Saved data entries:
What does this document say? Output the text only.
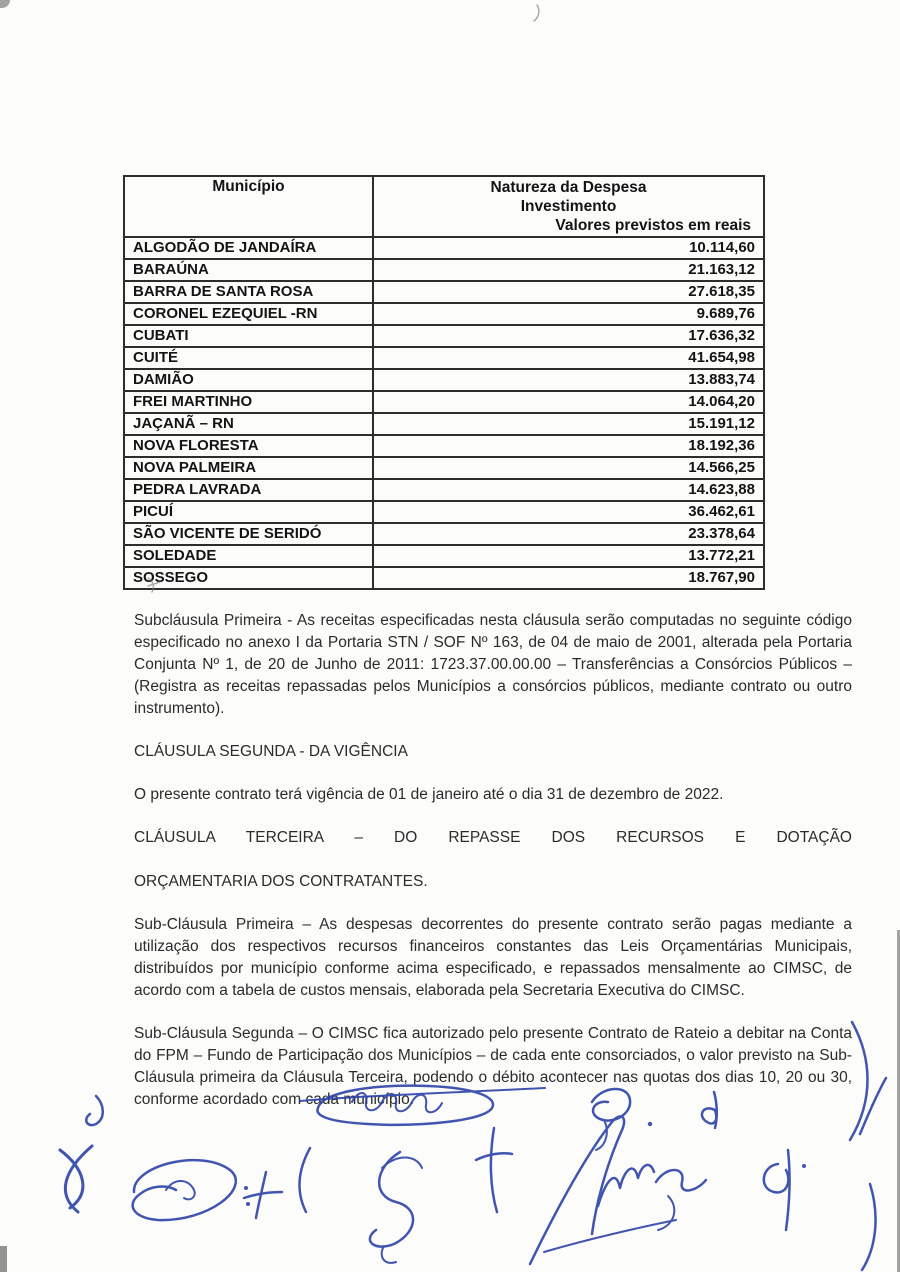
Município	Natureza da Despesa
Investimento
Valores previstos em reais

ALGODÃO DE JANDAÍRA	10.114,60
BARAÚNA	21.163,12
BARRA DE SANTA ROSA	27.618,35
CORONEL EZEQUIEL -RN	9.689,76
CUBATI	17.636,32
CUITÉ	41.654,98
DAMIÃO	13.883,74
FREI MARTINHO	14.064,20
JAÇANÃ – RN	15.191,12
NOVA FLORESTA	18.192,36
NOVA PALMEIRA	14.566,25
PEDRA LAVRADA	14.623,88
PICUÍ	36.462,61
SÃO VICENTE DE SERIDÓ	23.378,64
SOLEDADE	13.772,21
SOSSEGO	18.767,90

Subcláusula Primeira - As receitas especificadas nesta cláusula serão computadas no seguinte código especificado no anexo I da Portaria STN / SOF Nº 163, de 04 de maio de 2001, alterada pela Portaria Conjunta Nº 1, de 20 de Junho de 2011: 1723.37.00.00.00 – Transferências a Consórcios Públicos – (Registra as receitas repassadas pelos Municípios a consórcios públicos, mediante contrato ou outro instrumento).

CLÁUSULA SEGUNDA - DA VIGÊNCIA

O presente contrato terá vigência de 01 de janeiro até o dia 31 de dezembro de 2022.

CLÁUSULA TERCEIRA – DO REPASSE DOS RECURSOS E DOTAÇÃO
ORÇAMENTARIA DOS CONTRATANTES.

Sub-Cláusula Primeira – As despesas decorrentes do presente contrato serão pagas mediante a utilização dos respectivos recursos financeiros constantes das Leis Orçamentárias Municipais, distribuídos por município conforme acima especificado, e repassados mensalmente ao CIMSC, de acordo com a tabela de custos mensais, elaborada pela Secretaria Executiva do CIMSC.

Sub-Cláusula Segunda – O CIMSC fica autorizado pelo presente Contrato de Rateio a debitar na Conta do FPM – Fundo de Participação dos Municípios – de cada ente consorciados, o valor previsto na Sub-Cláusula primeira da Cláusula Terceira, podendo o débito acontecer nas quotas dos dias 10, 20 ou 30, conforme acordado com cada município.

• [What you need to do] Where a line in the material contains "NOVA", copy that line.

• [Final answer]
NOVA FLORESTA	18.192,36
NOVA PALMEIRA	14.566,25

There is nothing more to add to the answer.